Job ▸
All lines in which the word "Average" occurs are to be extracted.

— Start of Provided records —

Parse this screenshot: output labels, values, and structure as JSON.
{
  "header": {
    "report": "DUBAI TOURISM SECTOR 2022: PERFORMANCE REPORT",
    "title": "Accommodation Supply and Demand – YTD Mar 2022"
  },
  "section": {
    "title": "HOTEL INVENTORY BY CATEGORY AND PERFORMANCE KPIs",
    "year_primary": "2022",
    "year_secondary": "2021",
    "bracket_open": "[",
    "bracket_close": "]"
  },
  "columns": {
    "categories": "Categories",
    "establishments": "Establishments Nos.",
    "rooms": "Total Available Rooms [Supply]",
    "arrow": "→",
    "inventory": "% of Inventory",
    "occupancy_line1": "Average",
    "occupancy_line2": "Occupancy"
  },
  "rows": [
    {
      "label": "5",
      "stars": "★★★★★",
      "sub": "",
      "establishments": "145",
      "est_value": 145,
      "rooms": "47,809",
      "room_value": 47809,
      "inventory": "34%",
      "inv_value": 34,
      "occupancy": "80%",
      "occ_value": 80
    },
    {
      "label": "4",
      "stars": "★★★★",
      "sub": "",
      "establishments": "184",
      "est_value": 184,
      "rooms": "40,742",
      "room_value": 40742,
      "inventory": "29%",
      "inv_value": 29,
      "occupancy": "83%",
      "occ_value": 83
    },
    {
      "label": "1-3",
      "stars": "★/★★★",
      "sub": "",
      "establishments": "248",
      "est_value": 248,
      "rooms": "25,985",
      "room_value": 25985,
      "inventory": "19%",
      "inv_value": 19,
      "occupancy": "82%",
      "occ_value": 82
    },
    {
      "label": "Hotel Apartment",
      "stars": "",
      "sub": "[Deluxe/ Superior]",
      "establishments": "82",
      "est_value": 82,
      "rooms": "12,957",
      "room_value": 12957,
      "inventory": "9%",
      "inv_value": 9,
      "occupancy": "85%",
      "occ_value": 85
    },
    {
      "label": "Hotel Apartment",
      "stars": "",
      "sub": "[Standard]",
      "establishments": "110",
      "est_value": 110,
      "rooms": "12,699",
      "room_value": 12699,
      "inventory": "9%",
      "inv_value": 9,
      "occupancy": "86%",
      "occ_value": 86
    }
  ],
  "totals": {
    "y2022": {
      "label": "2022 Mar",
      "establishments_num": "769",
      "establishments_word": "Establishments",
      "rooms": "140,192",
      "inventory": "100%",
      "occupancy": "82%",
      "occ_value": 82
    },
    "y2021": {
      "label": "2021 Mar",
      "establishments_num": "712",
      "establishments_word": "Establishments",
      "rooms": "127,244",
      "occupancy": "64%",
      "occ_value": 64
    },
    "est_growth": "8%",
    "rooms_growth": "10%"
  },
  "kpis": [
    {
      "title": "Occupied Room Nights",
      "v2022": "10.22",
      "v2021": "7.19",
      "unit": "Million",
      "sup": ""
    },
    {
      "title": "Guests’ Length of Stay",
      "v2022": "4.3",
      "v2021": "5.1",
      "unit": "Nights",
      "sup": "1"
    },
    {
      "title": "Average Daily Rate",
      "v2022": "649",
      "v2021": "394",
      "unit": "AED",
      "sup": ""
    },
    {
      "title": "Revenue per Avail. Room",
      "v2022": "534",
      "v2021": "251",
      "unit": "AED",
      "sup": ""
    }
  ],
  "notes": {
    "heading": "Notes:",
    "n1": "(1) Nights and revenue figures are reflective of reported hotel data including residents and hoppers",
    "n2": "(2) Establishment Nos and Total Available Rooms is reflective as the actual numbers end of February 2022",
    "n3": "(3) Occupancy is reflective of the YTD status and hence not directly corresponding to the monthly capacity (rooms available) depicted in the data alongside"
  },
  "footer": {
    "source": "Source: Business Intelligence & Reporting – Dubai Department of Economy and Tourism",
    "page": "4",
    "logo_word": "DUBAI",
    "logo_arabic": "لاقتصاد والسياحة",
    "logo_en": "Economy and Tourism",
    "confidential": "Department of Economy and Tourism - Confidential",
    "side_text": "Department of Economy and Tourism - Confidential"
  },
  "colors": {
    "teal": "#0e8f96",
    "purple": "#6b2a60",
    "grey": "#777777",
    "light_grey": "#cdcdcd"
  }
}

— End of Provided records —

The solution ▸
    "occupancy_line1": "Average",
      "title": "Average Daily Rate",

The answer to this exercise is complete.